_Goal_
Every line of the records below should be restated exactly.

_Material provided_
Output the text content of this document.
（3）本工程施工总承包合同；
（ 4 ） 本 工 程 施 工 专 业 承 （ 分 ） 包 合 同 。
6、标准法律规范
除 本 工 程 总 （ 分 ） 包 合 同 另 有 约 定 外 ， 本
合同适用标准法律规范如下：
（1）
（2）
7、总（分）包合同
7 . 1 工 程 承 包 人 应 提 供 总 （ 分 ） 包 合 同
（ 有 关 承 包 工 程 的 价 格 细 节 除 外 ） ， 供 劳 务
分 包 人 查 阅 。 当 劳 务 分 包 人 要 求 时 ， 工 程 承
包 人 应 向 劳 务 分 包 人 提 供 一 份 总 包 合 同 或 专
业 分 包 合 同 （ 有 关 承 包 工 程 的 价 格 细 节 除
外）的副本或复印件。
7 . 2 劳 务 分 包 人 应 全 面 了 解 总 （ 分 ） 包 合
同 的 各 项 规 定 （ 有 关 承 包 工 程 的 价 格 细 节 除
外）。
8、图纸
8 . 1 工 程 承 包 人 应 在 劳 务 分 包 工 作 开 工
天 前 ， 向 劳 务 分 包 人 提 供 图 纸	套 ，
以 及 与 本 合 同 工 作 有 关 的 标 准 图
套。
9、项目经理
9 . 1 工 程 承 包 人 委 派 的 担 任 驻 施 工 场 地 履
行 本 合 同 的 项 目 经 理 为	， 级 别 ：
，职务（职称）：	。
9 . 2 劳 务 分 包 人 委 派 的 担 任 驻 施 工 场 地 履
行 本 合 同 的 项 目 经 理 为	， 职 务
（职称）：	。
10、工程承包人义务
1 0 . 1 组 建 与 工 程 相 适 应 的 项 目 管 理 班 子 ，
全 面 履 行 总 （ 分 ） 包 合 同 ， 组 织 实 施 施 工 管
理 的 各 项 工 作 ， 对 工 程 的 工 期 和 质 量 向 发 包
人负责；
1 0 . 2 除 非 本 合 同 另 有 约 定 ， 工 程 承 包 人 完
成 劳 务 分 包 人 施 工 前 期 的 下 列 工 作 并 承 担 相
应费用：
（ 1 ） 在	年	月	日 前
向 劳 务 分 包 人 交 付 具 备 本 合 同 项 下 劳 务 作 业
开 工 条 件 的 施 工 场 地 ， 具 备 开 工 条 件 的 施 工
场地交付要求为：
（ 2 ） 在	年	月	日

_Exercise response_
Output the text content of this document.
（3）本工程施工总承包合同；
（ 4 ） 本 工 程 施 工 专 业 承 （ 分 ） 包 合 同 。
6、标准法律规范
除 本 工 程 总 （ 分 ） 包 合 同 另 有 约 定 外 ， 本
合同适用标准法律规范如下：
（1）
（2）
7、总（分）包合同
7 . 1 工 程 承 包 人 应 提 供 总 （ 分 ） 包 合 同
（ 有 关 承 包 工 程 的 价 格 细 节 除 外 ） ， 供 劳 务
分 包 人 查 阅 。 当 劳 务 分 包 人 要 求 时 ， 工 程 承
包 人 应 向 劳 务 分 包 人 提 供 一 份 总 包 合 同 或 专
业 分 包 合 同 （ 有 关 承 包 工 程 的 价 格 细 节 除
外）的副本或复印件。
7 . 2 劳 务 分 包 人 应 全 面 了 解 总 （ 分 ） 包 合
同 的 各 项 规 定 （ 有 关 承 包 工 程 的 价 格 细 节 除
外）。
8、图纸
8 . 1 工 程 承 包 人 应 在 劳 务 分 包 工 作 开 工
天 前 ， 向 劳 务 分 包 人 提 供 图 纸	套 ，
以 及 与 本 合 同 工 作 有 关 的 标 准 图
套。
9、项目经理
9 . 1 工 程 承 包 人 委 派 的 担 任 驻 施 工 场 地 履
行 本 合 同 的 项 目 经 理 为	， 级 别 ：
，职务（职称）：	。
9 . 2 劳 务 分 包 人 委 派 的 担 任 驻 施 工 场 地 履
行 本 合 同 的 项 目 经 理 为	， 职 务
（职称）：	。
10、工程承包人义务
1 0 . 1 组 建 与 工 程 相 适 应 的 项 目 管 理 班 子 ，
全 面 履 行 总 （ 分 ） 包 合 同 ， 组 织 实 施 施 工 管
理 的 各 项 工 作 ， 对 工 程 的 工 期 和 质 量 向 发 包
人负责；
1 0 . 2 除 非 本 合 同 另 有 约 定 ， 工 程 承 包 人 完
成 劳 务 分 包 人 施 工 前 期 的 下 列 工 作 并 承 担 相
应费用：
（ 1 ） 在	年	月	日 前
向 劳 务 分 包 人 交 付 具 备 本 合 同 项 下 劳 务 作 业
开 工 条 件 的 施 工 场 地 ， 具 备 开 工 条 件 的 施 工
场地交付要求为：
（ 2 ） 在	年	月	日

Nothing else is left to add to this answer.